(Collected data entries)

^^^^^^^^^^^^^^^^

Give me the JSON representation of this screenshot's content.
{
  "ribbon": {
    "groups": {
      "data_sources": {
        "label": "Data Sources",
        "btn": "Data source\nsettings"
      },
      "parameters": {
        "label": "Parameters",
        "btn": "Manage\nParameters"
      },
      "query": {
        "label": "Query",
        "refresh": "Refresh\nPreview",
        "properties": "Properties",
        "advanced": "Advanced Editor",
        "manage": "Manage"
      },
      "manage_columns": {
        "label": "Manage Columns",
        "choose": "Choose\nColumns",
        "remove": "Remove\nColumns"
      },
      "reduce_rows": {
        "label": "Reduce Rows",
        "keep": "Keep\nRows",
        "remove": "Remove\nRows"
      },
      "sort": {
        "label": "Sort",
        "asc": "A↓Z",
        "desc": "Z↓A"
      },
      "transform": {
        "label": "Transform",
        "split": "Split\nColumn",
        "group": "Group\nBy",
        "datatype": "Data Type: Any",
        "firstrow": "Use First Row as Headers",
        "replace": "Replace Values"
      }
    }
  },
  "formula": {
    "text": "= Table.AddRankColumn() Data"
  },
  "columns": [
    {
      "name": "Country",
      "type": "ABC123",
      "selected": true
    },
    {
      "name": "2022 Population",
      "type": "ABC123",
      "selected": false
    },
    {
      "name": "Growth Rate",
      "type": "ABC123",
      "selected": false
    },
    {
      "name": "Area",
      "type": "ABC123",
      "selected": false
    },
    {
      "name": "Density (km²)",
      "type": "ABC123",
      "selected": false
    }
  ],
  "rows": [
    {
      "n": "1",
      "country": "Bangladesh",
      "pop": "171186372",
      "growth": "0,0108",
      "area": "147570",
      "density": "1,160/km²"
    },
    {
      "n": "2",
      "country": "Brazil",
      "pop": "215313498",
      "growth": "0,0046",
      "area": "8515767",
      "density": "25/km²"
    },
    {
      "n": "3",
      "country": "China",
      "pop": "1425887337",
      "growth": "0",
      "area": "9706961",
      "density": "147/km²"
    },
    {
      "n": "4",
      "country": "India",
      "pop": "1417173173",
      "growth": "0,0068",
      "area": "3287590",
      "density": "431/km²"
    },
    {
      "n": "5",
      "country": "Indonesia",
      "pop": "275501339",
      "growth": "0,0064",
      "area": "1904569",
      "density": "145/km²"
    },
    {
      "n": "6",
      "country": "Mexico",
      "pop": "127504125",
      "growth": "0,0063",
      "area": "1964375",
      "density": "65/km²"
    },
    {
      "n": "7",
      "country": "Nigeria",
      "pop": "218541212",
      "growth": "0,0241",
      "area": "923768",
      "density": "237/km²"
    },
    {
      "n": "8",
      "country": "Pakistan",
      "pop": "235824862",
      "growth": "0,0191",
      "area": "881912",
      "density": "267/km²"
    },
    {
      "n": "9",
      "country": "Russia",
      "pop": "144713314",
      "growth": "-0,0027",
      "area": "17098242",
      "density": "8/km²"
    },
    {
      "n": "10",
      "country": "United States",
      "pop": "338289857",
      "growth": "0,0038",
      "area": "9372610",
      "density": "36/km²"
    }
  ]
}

^^^^^^^^^^^^^^^^

> **Aim of the task**: Copy the material above back out, exactly as written.

> **Solution**:
Give me the JSON representation of this screenshot's content.
{
  "ribbon": {
    "groups": {
      "data_sources": {
        "label": "Data Sources",
        "btn": "Data source\nsettings"
      },
      "parameters": {
        "label": "Parameters",
        "btn": "Manage\nParameters"
      },
      "query": {
        "label": "Query",
        "refresh": "Refresh\nPreview",
        "properties": "Properties",
        "advanced": "Advanced Editor",
        "manage": "Manage"
      },
      "manage_columns": {
        "label": "Manage Columns",
        "choose": "Choose\nColumns",
        "remove": "Remove\nColumns"
      },
      "reduce_rows": {
        "label": "Reduce Rows",
        "keep": "Keep\nRows",
        "remove": "Remove\nRows"
      },
      "sort": {
        "label": "Sort",
        "asc": "A↓Z",
        "desc": "Z↓A"
      },
      "transform": {
        "label": "Transform",
        "split": "Split\nColumn",
        "group": "Group\nBy",
        "datatype": "Data Type: Any",
        "firstrow": "Use First Row as Headers",
        "replace": "Replace Values"
      }
    }
  },
  "formula": {
    "text": "= Table.AddRankColumn() Data"
  },
  "columns": [
    {
      "name": "Country",
      "type": "ABC123",
      "selected": true
    },
    {
      "name": "2022 Population",
      "type": "ABC123",
      "selected": false
    },
    {
      "name": "Growth Rate",
      "type": "ABC123",
      "selected": false
    },
    {
      "name": "Area",
      "type": "ABC123",
      "selected": false
    },
    {
      "name": "Density (km²)",
      "type": "ABC123",
      "selected": false
    }
  ],
  "rows": [
    {
      "n": "1",
      "country": "Bangladesh",
      "pop": "171186372",
      "growth": "0,0108",
      "area": "147570",
      "density": "1,160/km²"
    },
    {
      "n": "2",
      "country": "Brazil",
      "pop": "215313498",
      "growth": "0,0046",
      "area": "8515767",
      "density": "25/km²"
    },
    {
      "n": "3",
      "country": "China",
      "pop": "1425887337",
      "growth": "0",
      "area": "9706961",
      "density": "147/km²"
    },
    {
      "n": "4",
      "country": "India",
      "pop": "1417173173",
      "growth": "0,0068",
      "area": "3287590",
      "density": "431/km²"
    },
    {
      "n": "5",
      "country": "Indonesia",
      "pop": "275501339",
      "growth": "0,0064",
      "area": "1904569",
      "density": "145/km²"
    },
    {
      "n": "6",
      "country": "Mexico",
      "pop": "127504125",
      "growth": "0,0063",
      "area": "1964375",
      "density": "65/km²"
    },
    {
      "n": "7",
      "country": "Nigeria",
      "pop": "218541212",
      "growth": "0,0241",
      "area": "923768",
      "density": "237/km²"
    },
    {
      "n": "8",
      "country": "Pakistan",
      "pop": "235824862",
      "growth": "0,0191",
      "area": "881912",
      "density": "267/km²"
    },
    {
      "n": "9",
      "country": "Russia",
      "pop": "144713314",
      "growth": "-0,0027",
      "area": "17098242",
      "density": "8/km²"
    },
    {
      "n": "10",
      "country": "United States",
      "pop": "338289857",
      "growth": "0,0038",
      "area": "9372610",
      "density": "36/km²"
    }
  ]
}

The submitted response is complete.